== Problem to work on ==
Identify and copy all lines of the material where the string "Curry" is found.

● ● ● ●

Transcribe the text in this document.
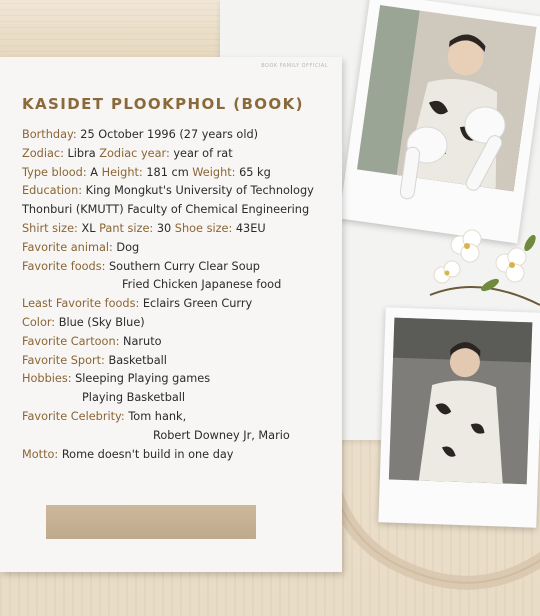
BOOK FAMILY OFFICIAL
KASIDET PLOOKPHOL (BOOK)
Borthday: 25 October 1996 (27 years old)
Zodiac: Libra Zodiac year: year of rat
Type blood: A Height: 181 cm Weight: 65 kg
Education: King Mongkut's University of Technology Thonburi (KMUTT) Faculty of Chemical Engineering
Shirt size: XL Pant size: 30 Shoe size: 43EU
Favorite animal: Dog
Favorite foods: Southern Curry Clear Soup
Fried Chicken Japanese food
Least Favorite foods: Eclairs Green Curry
Color: Blue (Sky Blue)
Favorite Cartoon: Naruto
Favorite Sport: Basketball
Hobbies: Sleeping Playing games
Playing Basketball
Favorite Celebrity: Tom hank,
Robert Downey Jr, Mario
Motto: Rome doesn't build in one day
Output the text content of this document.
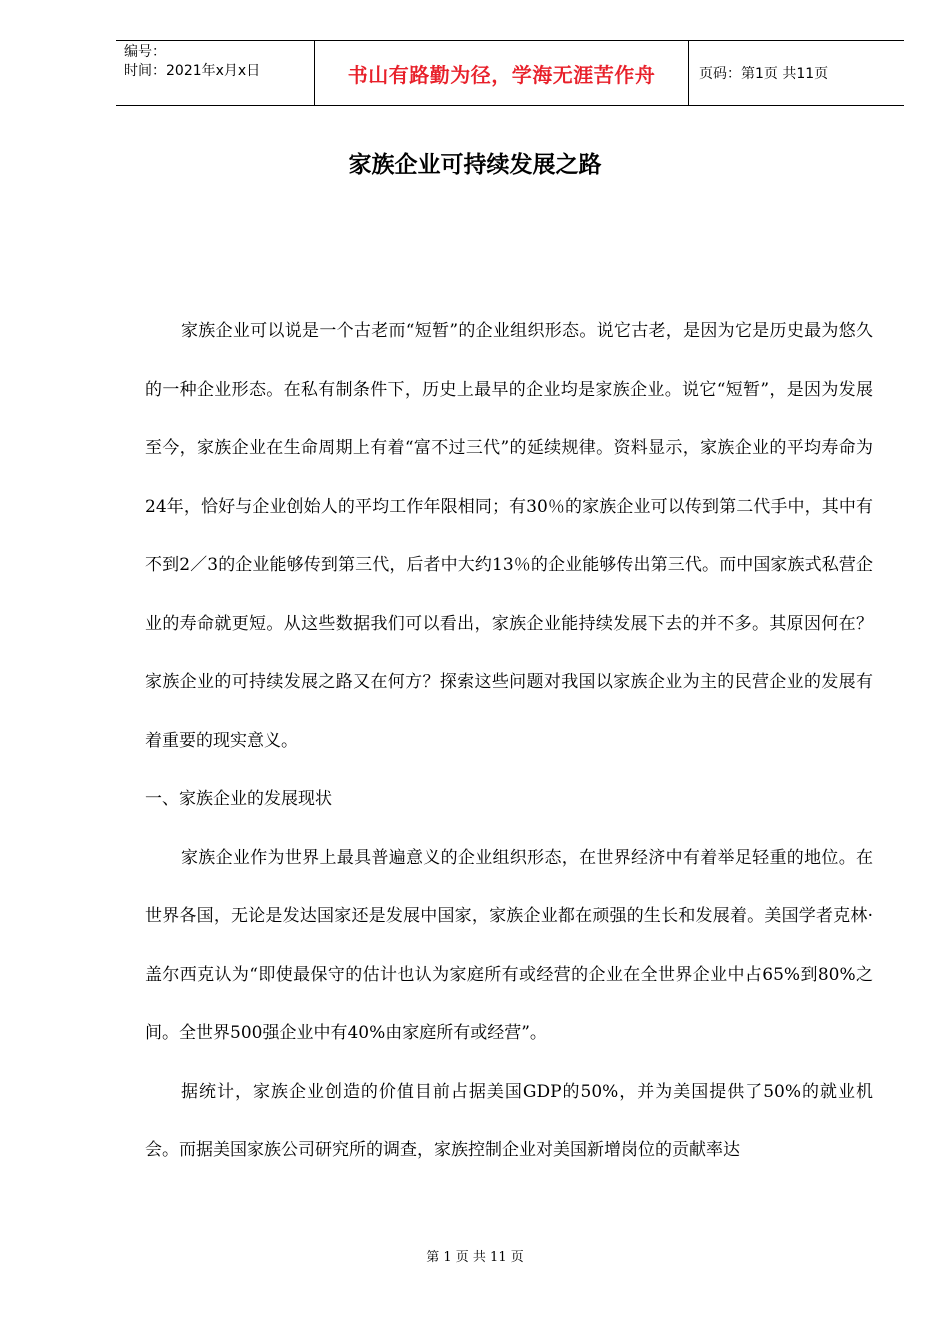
编号：
时间：2021年x月x日	书山有路勤为径，学海无涯苦作舟	页码：第1页 共11页
家族企业可持续发展之路

家族企业可以说是一个古老而“短暂”的企业组织形态。说它古老，是因为它是历史最为悠久的一种企业形态。在私有制条件下，历史上最早的企业均是家族企业。说它“短暂”，是因为发展至今，家族企业在生命周期上有着“富不过三代”的延续规律。资料显示，家族企业的平均寿命为24年，恰好与企业创始人的平均工作年限相同；有30％的家族企业可以传到第二代手中，其中有不到2／3的企业能够传到第三代，后者中大约13％的企业能够传出第三代。而中国家族式私营企业的寿命就更短。从这些数据我们可以看出，家族企业能持续发展下去的并不多。其原因何在？家族企业的可持续发展之路又在何方？探索这些问题对我国以家族企业为主的民营企业的发展有着重要的现实意义。

一、家族企业的发展现状

家族企业作为世界上最具普遍意义的企业组织形态，在世界经济中有着举足轻重的地位。在世界各国，无论是发达国家还是发展中国家，家族企业都在顽强的生长和发展着。美国学者克林·盖尔西克认为“即使最保守的估计也认为家庭所有或经营的企业在全世界企业中占65%到80%之间。全世界500强企业中有40%由家庭所有或经营”。

据统计，家族企业创造的价值目前占据美国GDP的50%，并为美国提供了50%的就业机会。而据美国家族公司研究所的调查，家族控制企业对美国新增岗位的贡献率达

第 1 页 共 11 页
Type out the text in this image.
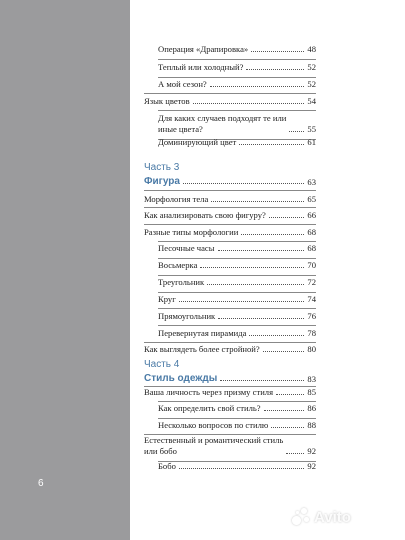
6
Операция «Драпировка»	48
Теплый или холодный?	52
А мой сезон?	52
Язык цветов	54
Для каких случаев подходят те или
иные цвета?	55
Доминирующий цвет	61
Часть 3
Фигура	63
Морфология тела	65
Как анализировать свою фигуру?	66
Разные типы морфологии	68
Песочные часы	68
Восьмерка	70
Треугольник	72
Круг	74
Прямоугольник	76
Перевернутая пирамида	78
Как выглядеть более стройной?	80
Часть 4
Стиль одежды	83
Ваша личность через призму стиля	85
Как определить свой стиль?	86
Несколько вопросов по стилю	88
Естественный и романтический стиль
или бобо	92
Бобо	92
Avito
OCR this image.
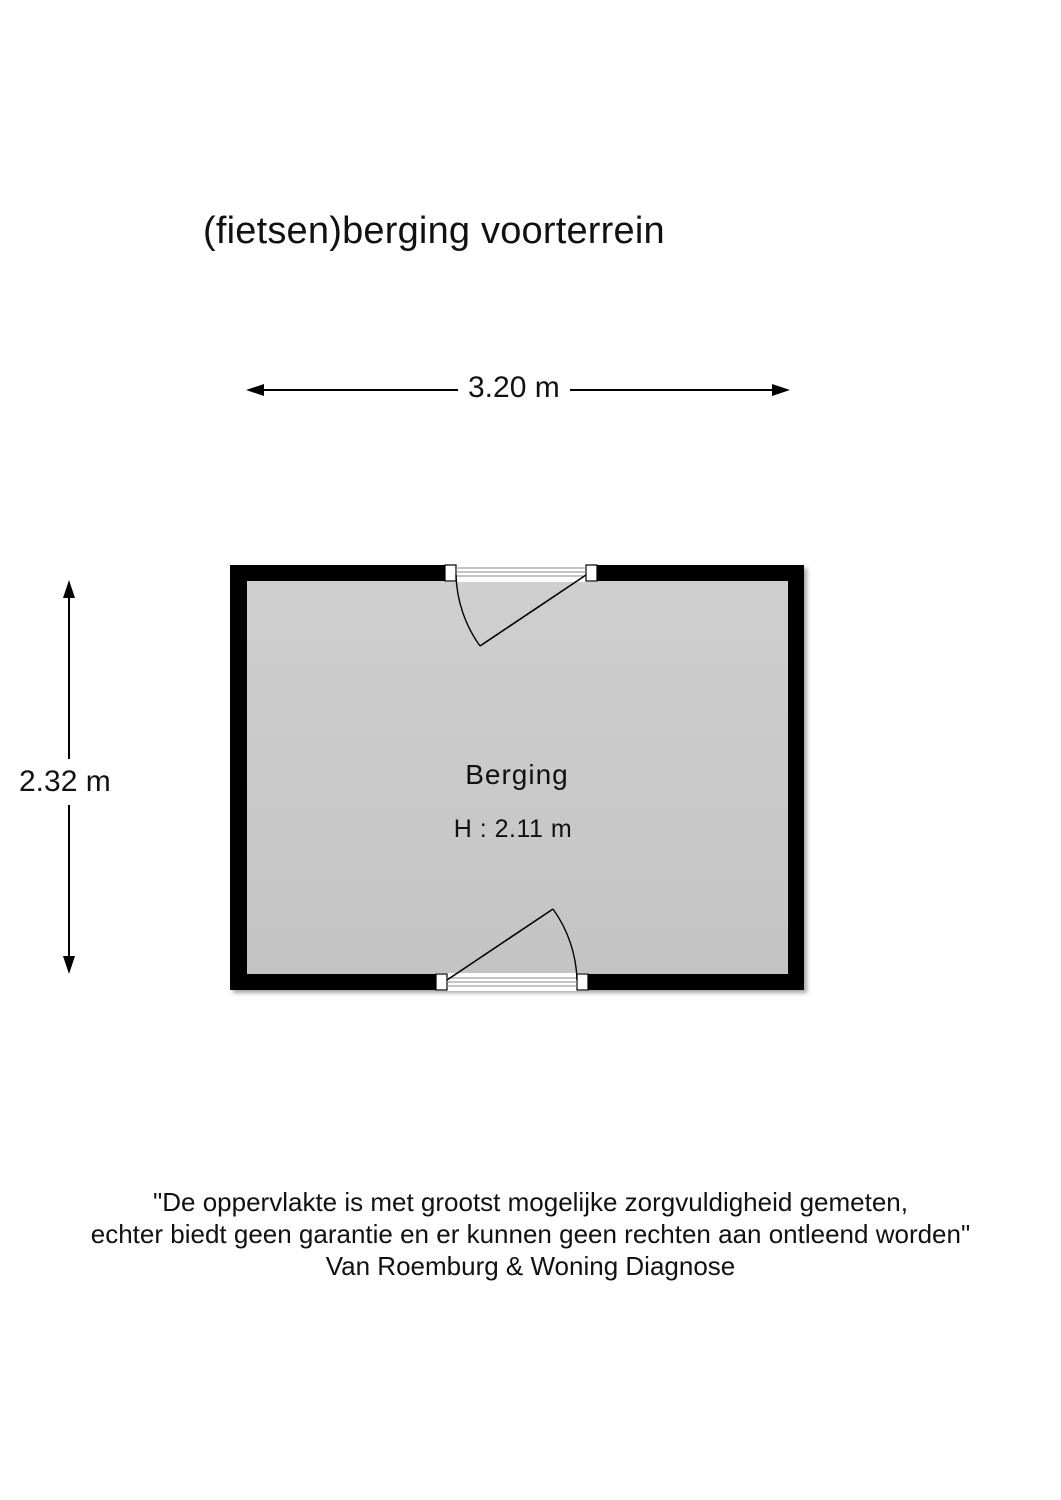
(fietsen)berging voorterrein
3.20 m
2.32 m	Berging
H : 2.11 m
"De oppervlakte is met grootst mogelijke zorgvuldigheid gemeten,
echter biedt geen garantie en er kunnen geen rechten aan ontleend worden"
Van Roemburg & Woning Diagnose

● ● ● ●

== Exercise answer ==
Favorite foods: Southern Curry Clear Soup
Least Favorite foods: Eclairs Green Curry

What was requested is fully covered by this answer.